• [Exercise] Read the records below and copy each line that contains "Memorized".

• [Saved data entries]
** begin **

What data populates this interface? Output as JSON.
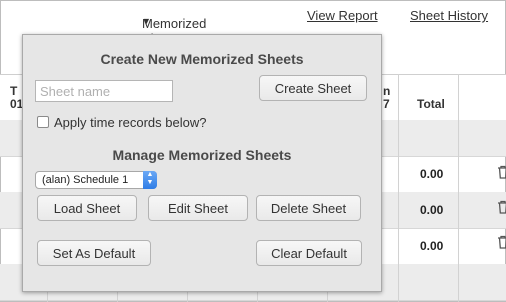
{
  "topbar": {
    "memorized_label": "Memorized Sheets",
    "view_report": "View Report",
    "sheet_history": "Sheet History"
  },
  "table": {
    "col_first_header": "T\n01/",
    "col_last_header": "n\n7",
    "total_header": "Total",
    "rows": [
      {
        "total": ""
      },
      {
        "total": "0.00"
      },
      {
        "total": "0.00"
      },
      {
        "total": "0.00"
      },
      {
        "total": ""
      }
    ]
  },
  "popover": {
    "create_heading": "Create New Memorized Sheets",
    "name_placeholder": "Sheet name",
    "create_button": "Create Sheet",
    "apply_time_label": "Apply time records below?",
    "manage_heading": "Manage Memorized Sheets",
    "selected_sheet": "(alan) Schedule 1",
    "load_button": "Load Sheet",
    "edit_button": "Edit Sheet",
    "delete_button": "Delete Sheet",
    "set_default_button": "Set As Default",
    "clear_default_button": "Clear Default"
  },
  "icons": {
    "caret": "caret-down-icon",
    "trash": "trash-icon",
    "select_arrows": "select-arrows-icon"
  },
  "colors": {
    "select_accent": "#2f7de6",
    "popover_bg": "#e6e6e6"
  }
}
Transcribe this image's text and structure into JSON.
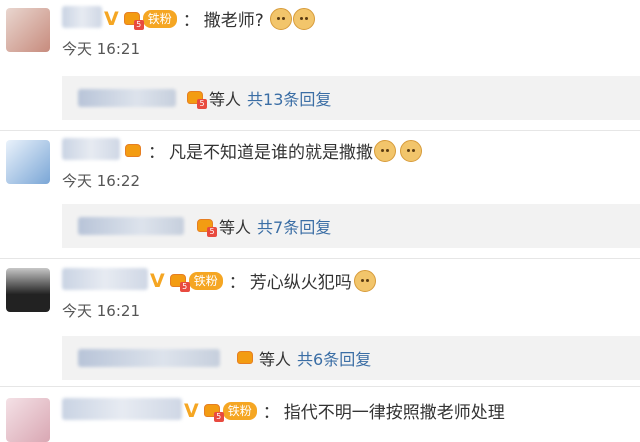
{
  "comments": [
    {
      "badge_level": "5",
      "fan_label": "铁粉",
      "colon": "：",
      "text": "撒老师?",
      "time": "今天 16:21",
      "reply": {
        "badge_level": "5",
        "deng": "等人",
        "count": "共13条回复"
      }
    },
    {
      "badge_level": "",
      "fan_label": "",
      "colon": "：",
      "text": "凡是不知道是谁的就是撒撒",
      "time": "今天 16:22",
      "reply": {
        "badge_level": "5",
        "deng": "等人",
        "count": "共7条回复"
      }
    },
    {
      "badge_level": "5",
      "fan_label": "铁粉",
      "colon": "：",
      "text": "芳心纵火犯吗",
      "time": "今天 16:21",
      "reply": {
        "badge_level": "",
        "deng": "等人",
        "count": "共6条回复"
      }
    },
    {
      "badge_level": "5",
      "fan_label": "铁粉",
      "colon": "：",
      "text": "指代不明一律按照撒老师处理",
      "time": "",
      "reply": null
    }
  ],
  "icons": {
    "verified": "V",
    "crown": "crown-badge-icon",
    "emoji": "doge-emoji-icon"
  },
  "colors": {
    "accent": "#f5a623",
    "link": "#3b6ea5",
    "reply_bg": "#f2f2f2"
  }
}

** end **
** begin **

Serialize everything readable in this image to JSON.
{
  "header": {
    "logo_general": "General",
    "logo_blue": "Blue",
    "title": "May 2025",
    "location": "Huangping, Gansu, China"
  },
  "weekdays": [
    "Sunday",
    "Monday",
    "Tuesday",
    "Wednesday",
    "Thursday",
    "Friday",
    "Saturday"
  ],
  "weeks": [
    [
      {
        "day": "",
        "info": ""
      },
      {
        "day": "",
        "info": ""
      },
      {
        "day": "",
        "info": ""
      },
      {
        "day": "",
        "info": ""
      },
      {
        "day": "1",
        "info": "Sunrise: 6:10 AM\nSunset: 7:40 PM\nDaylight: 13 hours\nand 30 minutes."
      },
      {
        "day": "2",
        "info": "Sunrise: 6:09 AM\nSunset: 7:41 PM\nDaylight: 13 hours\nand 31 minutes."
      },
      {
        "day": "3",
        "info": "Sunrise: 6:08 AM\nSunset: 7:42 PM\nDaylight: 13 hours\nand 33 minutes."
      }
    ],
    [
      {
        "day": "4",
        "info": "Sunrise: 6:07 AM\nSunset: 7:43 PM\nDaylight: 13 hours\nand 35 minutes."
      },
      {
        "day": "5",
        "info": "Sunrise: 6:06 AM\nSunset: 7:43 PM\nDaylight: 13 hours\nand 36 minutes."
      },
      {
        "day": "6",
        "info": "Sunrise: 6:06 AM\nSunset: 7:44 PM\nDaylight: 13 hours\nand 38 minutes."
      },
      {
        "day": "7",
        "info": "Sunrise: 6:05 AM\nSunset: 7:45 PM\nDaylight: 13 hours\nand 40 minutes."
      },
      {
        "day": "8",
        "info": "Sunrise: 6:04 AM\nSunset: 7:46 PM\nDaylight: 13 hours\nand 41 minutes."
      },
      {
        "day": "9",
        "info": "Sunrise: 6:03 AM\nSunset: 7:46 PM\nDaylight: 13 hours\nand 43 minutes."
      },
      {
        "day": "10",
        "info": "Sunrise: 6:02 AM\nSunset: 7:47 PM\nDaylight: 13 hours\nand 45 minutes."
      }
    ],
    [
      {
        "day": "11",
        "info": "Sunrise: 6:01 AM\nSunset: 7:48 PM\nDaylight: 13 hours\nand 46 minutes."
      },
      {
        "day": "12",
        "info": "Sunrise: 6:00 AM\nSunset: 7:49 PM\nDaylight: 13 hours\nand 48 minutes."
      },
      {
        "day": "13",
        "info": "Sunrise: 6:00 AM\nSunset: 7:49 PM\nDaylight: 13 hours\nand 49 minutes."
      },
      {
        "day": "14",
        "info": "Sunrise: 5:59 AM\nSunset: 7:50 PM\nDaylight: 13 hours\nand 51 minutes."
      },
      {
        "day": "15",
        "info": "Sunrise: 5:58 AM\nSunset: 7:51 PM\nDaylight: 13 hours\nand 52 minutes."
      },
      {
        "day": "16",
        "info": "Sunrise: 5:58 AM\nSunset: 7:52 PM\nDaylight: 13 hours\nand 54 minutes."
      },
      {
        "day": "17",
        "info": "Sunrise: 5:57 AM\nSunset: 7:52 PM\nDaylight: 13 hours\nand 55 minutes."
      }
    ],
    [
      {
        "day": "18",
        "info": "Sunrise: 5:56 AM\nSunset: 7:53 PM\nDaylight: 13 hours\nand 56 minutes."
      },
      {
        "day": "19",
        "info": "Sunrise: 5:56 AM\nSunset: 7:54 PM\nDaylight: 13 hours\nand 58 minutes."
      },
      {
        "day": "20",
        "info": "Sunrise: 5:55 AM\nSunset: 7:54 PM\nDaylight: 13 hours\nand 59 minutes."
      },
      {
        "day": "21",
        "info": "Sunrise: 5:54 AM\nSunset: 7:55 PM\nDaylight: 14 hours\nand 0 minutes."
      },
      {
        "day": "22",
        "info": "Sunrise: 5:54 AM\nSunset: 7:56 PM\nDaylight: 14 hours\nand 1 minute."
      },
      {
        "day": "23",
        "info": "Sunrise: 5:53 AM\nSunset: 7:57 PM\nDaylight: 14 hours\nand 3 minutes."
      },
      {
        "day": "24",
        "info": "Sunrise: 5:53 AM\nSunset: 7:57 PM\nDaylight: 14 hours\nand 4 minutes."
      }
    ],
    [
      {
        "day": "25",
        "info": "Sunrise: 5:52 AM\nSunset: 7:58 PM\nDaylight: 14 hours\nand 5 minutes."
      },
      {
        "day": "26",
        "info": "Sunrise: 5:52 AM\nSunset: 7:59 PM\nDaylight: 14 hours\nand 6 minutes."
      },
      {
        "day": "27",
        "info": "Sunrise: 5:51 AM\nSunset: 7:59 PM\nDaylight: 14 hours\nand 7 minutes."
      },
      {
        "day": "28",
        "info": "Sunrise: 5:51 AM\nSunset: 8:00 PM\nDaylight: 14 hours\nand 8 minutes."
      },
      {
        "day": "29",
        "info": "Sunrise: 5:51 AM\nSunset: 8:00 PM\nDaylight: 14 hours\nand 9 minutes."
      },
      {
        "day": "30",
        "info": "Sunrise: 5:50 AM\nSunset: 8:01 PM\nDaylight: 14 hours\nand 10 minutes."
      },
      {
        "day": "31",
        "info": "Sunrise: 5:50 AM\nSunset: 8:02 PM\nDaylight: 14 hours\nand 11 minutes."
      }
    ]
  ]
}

** end **

• [Output]
    "memorized_label": "Memorized Sheets",
    "create_heading": "Create New Memorized Sheets",
    "manage_heading": "Manage Memorized Sheets",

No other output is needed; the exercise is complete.